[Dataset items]
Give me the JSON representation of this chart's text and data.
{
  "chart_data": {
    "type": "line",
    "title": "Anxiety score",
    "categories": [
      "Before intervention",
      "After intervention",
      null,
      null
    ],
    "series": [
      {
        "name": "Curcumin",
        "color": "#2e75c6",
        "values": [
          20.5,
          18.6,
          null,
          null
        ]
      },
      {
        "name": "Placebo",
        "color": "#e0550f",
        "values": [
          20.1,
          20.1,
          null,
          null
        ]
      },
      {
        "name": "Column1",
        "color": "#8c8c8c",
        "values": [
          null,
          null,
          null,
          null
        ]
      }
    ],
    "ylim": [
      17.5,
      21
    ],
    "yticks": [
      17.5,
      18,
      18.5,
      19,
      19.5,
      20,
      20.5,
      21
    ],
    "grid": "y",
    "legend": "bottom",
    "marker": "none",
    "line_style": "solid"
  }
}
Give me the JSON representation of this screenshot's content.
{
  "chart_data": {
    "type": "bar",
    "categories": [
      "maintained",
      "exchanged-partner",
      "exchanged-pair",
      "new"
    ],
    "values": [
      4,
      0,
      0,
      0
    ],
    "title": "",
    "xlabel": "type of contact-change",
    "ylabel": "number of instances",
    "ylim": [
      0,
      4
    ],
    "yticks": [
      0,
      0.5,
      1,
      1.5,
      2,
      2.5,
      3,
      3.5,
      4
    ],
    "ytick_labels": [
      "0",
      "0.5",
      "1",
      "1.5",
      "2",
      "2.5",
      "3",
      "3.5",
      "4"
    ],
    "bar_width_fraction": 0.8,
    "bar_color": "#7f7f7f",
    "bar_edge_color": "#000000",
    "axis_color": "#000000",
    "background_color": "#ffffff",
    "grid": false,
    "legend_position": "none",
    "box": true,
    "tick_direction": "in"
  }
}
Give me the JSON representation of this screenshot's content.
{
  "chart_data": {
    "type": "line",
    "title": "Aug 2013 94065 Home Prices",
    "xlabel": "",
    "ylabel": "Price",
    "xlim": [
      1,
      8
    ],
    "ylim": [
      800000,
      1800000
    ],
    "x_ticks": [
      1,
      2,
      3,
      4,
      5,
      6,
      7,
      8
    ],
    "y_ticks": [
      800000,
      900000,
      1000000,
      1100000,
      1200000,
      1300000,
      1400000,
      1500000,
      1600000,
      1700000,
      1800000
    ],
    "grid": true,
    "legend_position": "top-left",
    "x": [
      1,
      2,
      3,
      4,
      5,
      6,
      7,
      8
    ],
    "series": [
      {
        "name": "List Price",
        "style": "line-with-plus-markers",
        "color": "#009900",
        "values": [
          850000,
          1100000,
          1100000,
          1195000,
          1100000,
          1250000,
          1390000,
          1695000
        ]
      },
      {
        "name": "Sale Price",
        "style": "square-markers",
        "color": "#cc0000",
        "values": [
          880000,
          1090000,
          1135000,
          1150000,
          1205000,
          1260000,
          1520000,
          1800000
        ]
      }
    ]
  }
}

▸ Objective
Copy out each record exactly as given, omitting none.

▸ Exercise answer
Give me the JSON representation of this chart's text and data.
{
  "chart_data": {
    "type": "line",
    "title": "Anxiety score",
    "categories": [
      "Before intervention",
      "After intervention",
      null,
      null
    ],
    "series": [
      {
        "name": "Curcumin",
        "color": "#2e75c6",
        "values": [
          20.5,
          18.6,
          null,
          null
        ]
      },
      {
        "name": "Placebo",
        "color": "#e0550f",
        "values": [
          20.1,
          20.1,
          null,
          null
        ]
      },
      {
        "name": "Column1",
        "color": "#8c8c8c",
        "values": [
          null,
          null,
          null,
          null
        ]
      }
    ],
    "ylim": [
      17.5,
      21
    ],
    "yticks": [
      17.5,
      18,
      18.5,
      19,
      19.5,
      20,
      20.5,
      21
    ],
    "grid": "y",
    "legend": "bottom",
    "marker": "none",
    "line_style": "solid"
  }
}
Give me the JSON representation of this screenshot's content.
{
  "chart_data": {
    "type": "bar",
    "categories": [
      "maintained",
      "exchanged-partner",
      "exchanged-pair",
      "new"
    ],
    "values": [
      4,
      0,
      0,
      0
    ],
    "title": "",
    "xlabel": "type of contact-change",
    "ylabel": "number of instances",
    "ylim": [
      0,
      4
    ],
    "yticks": [
      0,
      0.5,
      1,
      1.5,
      2,
      2.5,
      3,
      3.5,
      4
    ],
    "ytick_labels": [
      "0",
      "0.5",
      "1",
      "1.5",
      "2",
      "2.5",
      "3",
      "3.5",
      "4"
    ],
    "bar_width_fraction": 0.8,
    "bar_color": "#7f7f7f",
    "bar_edge_color": "#000000",
    "axis_color": "#000000",
    "background_color": "#ffffff",
    "grid": false,
    "legend_position": "none",
    "box": true,
    "tick_direction": "in"
  }
}
Give me the JSON representation of this screenshot's content.
{
  "chart_data": {
    "type": "line",
    "title": "Aug 2013 94065 Home Prices",
    "xlabel": "",
    "ylabel": "Price",
    "xlim": [
      1,
      8
    ],
    "ylim": [
      800000,
      1800000
    ],
    "x_ticks": [
      1,
      2,
      3,
      4,
      5,
      6,
      7,
      8
    ],
    "y_ticks": [
      800000,
      900000,
      1000000,
      1100000,
      1200000,
      1300000,
      1400000,
      1500000,
      1600000,
      1700000,
      1800000
    ],
    "grid": true,
    "legend_position": "top-left",
    "x": [
      1,
      2,
      3,
      4,
      5,
      6,
      7,
      8
    ],
    "series": [
      {
        "name": "List Price",
        "style": "line-with-plus-markers",
        "color": "#009900",
        "values": [
          850000,
          1100000,
          1100000,
          1195000,
          1100000,
          1250000,
          1390000,
          1695000
        ]
      },
      {
        "name": "Sale Price",
        "style": "square-markers",
        "color": "#cc0000",
        "values": [
          880000,
          1090000,
          1135000,
          1150000,
          1205000,
          1260000,
          1520000,
          1800000
        ]
      }
    ]
  }
}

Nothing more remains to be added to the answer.